REQUIREMENTS:
Pull every line containing the word "notes" from the records.

RAW DATA:
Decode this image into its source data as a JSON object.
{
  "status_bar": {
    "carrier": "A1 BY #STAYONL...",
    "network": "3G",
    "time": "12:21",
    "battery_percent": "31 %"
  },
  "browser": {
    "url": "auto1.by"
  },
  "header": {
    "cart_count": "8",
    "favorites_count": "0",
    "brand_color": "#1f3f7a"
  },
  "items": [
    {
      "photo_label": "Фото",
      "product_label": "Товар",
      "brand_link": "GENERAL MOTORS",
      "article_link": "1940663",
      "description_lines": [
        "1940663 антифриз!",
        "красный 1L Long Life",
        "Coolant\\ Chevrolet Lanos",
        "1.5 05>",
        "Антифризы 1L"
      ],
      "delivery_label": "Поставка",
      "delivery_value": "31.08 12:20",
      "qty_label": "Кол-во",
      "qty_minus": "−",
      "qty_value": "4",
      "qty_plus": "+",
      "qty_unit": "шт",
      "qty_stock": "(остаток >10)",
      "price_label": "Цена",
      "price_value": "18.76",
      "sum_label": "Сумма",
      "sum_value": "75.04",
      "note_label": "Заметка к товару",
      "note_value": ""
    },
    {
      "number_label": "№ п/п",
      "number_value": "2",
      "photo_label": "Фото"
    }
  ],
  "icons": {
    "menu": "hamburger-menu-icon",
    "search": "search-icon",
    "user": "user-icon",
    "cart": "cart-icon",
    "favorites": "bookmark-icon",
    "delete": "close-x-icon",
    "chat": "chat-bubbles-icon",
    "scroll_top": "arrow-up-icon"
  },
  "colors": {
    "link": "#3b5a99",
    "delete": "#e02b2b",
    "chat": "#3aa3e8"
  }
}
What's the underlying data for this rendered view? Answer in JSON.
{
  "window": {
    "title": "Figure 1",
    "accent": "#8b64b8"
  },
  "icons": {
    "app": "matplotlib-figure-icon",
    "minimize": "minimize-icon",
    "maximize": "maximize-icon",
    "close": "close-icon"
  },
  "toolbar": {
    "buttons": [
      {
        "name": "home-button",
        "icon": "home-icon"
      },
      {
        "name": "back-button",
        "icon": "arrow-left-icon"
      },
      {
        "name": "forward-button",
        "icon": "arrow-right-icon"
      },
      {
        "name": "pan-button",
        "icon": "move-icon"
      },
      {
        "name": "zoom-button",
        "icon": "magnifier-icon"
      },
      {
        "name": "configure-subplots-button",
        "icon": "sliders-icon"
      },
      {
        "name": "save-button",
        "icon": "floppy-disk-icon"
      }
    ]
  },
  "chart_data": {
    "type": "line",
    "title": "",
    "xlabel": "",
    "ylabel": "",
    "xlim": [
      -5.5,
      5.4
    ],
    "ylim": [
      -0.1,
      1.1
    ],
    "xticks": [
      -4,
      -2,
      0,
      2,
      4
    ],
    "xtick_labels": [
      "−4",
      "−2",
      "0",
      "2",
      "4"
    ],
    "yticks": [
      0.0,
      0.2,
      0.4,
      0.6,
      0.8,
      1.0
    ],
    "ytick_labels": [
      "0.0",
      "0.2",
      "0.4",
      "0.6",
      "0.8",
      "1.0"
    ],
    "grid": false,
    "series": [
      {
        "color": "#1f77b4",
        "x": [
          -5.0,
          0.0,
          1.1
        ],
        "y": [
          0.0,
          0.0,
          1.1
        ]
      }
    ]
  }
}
==
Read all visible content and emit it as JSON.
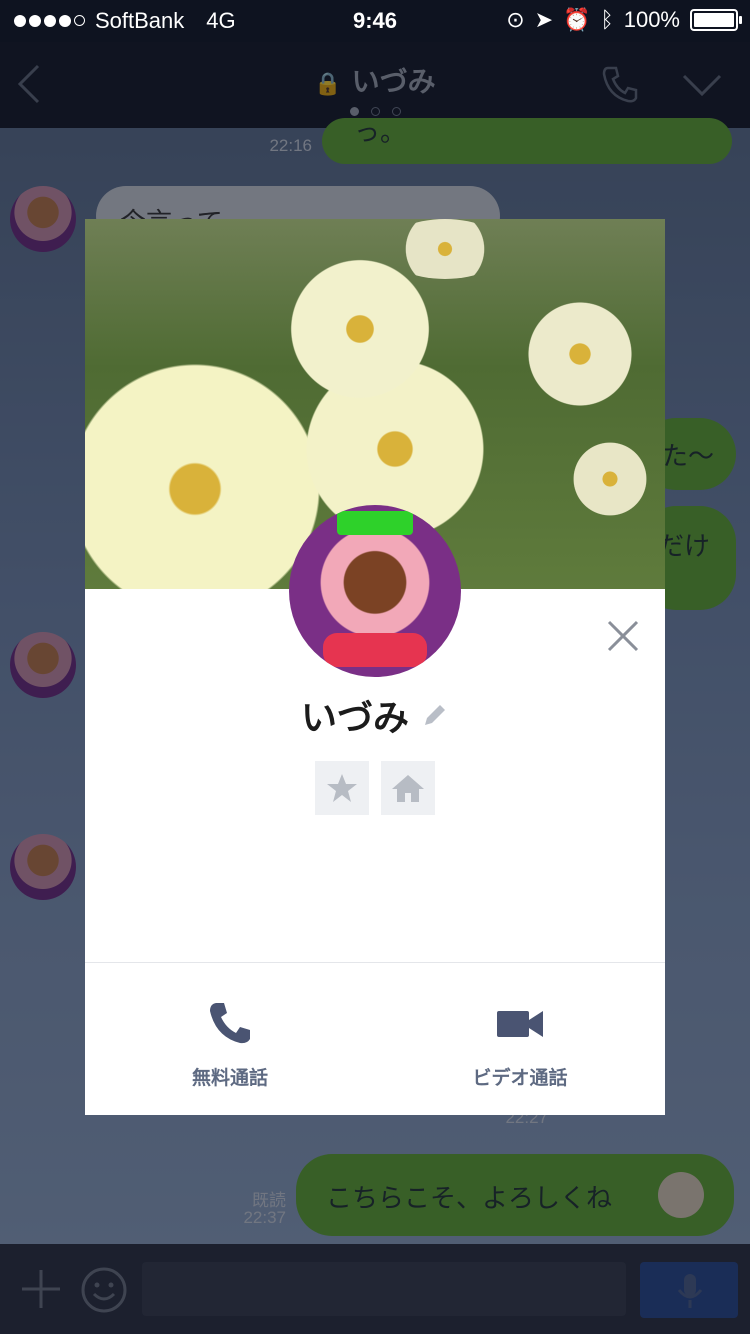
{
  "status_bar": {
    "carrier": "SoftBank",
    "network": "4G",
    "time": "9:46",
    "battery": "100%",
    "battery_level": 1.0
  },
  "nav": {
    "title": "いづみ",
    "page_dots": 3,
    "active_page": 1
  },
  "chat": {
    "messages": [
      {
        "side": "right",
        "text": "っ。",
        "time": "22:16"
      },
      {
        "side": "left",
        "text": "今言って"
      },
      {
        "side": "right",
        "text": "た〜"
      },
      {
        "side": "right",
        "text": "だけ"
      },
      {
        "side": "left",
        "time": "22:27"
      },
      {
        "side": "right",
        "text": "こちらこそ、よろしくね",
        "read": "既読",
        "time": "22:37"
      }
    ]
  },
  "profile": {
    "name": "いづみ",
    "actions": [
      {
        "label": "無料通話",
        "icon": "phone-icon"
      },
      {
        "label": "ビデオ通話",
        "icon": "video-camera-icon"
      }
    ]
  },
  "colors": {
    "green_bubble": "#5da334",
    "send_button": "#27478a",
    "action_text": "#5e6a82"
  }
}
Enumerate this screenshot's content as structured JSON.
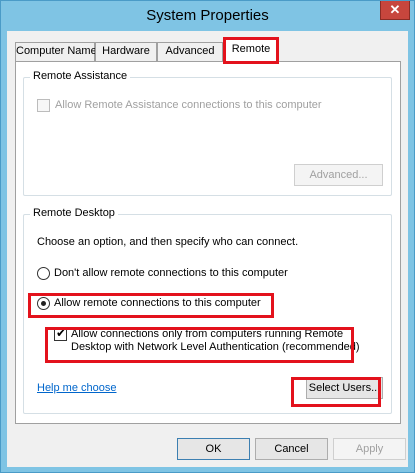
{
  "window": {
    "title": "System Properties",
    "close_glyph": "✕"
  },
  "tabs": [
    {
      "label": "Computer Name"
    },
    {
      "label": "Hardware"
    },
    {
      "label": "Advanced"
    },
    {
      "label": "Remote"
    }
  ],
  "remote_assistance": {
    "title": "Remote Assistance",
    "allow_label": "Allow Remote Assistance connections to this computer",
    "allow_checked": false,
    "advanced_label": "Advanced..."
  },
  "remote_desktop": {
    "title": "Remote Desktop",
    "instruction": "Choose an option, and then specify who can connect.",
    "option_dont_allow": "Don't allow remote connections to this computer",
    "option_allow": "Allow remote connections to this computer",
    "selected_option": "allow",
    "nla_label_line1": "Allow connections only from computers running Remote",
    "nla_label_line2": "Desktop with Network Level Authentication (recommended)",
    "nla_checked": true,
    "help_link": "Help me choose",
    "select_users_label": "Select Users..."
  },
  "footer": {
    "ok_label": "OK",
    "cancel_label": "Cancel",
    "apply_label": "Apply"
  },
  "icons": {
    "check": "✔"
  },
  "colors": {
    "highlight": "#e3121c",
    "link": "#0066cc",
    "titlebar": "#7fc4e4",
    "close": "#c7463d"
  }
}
...
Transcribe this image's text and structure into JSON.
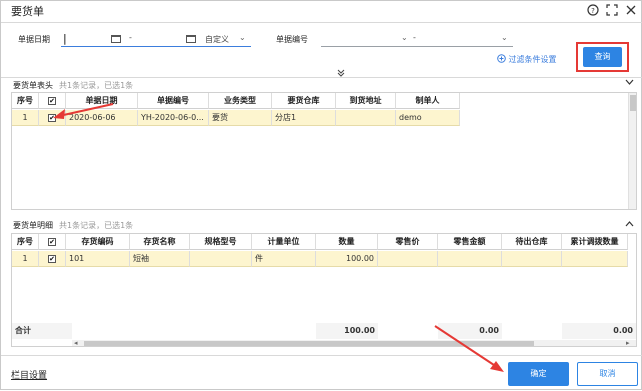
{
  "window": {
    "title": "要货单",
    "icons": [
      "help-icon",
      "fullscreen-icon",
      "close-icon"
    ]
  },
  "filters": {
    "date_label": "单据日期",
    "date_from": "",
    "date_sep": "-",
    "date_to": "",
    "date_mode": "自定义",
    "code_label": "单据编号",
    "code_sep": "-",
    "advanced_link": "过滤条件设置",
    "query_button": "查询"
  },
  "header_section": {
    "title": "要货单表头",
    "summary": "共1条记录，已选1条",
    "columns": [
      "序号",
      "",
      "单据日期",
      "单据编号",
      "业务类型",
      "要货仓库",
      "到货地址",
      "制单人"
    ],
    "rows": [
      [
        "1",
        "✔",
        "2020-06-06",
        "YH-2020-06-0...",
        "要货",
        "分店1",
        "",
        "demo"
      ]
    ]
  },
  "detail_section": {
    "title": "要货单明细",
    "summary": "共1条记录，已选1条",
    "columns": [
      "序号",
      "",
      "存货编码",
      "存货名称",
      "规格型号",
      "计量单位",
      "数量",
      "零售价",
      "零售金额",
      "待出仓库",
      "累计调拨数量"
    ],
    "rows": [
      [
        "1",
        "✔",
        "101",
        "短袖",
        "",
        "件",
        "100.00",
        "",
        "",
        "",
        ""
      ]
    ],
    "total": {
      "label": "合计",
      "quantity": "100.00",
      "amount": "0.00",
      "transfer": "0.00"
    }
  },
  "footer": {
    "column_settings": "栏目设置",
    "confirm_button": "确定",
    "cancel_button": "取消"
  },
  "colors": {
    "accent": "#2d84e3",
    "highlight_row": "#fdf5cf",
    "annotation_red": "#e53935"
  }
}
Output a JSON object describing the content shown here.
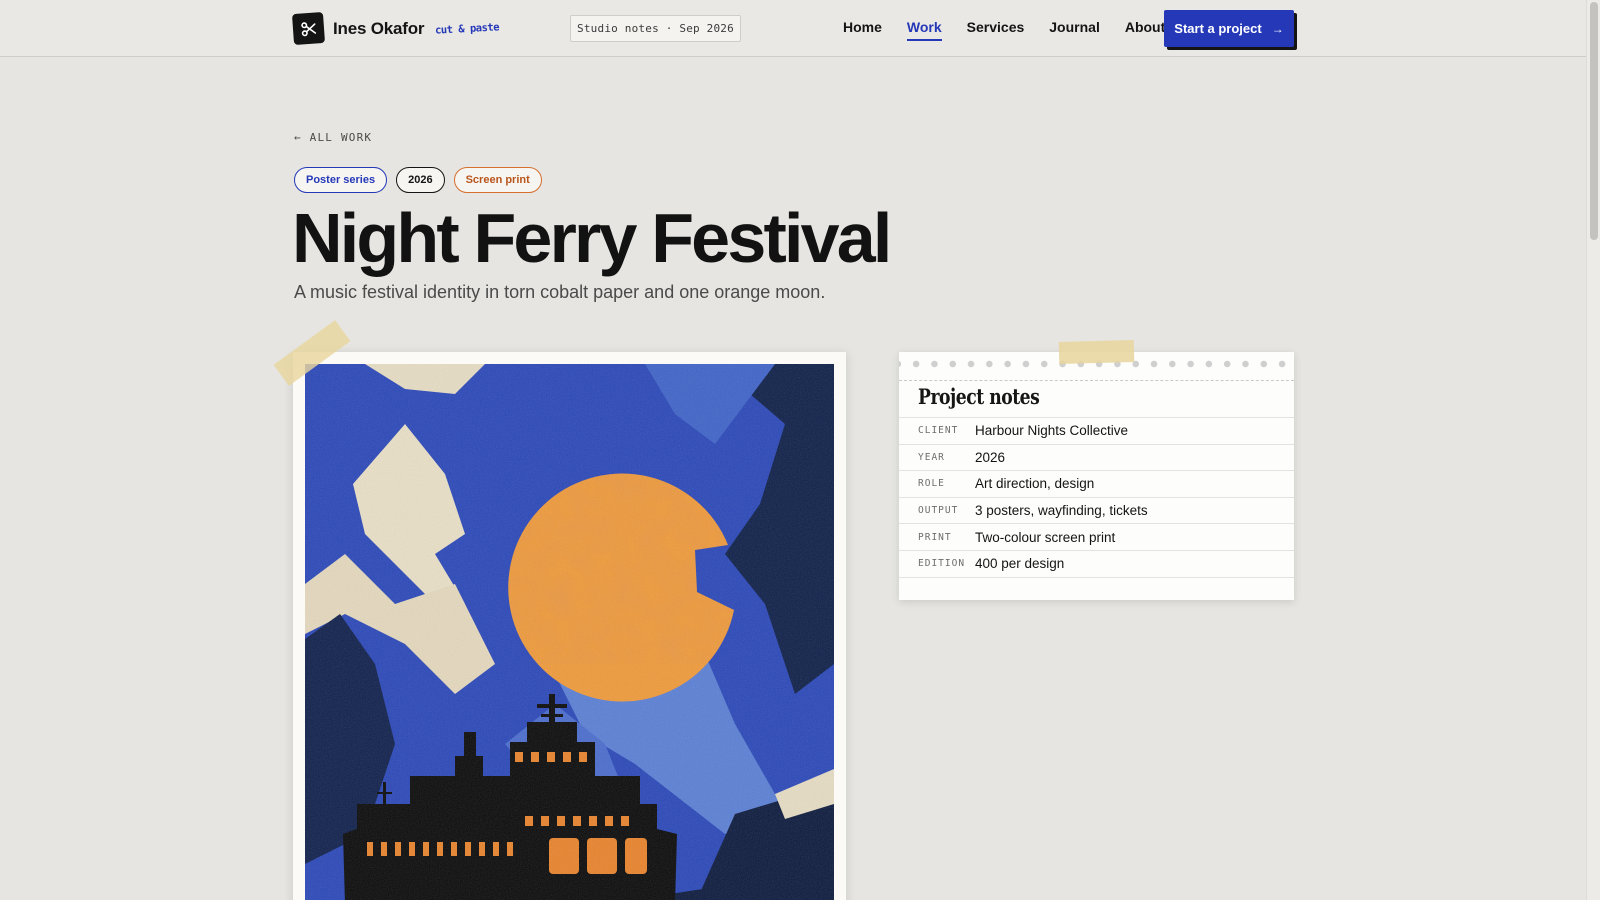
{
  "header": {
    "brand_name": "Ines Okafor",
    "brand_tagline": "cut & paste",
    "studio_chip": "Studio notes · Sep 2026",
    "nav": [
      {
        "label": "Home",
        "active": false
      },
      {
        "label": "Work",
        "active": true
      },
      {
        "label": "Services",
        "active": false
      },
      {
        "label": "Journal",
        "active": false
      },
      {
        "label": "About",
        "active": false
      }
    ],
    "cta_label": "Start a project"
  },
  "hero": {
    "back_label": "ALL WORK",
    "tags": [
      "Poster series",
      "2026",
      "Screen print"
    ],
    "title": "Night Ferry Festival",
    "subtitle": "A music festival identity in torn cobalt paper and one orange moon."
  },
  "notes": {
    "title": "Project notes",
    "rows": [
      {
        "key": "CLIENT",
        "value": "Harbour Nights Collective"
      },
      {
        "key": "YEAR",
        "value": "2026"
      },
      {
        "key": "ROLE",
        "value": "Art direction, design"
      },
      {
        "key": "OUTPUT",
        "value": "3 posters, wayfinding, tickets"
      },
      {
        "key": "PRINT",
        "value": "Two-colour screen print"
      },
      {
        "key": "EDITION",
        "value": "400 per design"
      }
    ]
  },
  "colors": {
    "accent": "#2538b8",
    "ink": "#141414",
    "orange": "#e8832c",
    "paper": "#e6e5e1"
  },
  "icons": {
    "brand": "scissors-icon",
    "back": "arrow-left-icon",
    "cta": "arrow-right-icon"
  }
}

THE RESULT:
    "studio_chip": "Studio notes · Sep 2026",
  "notes": {
    "title": "Project notes",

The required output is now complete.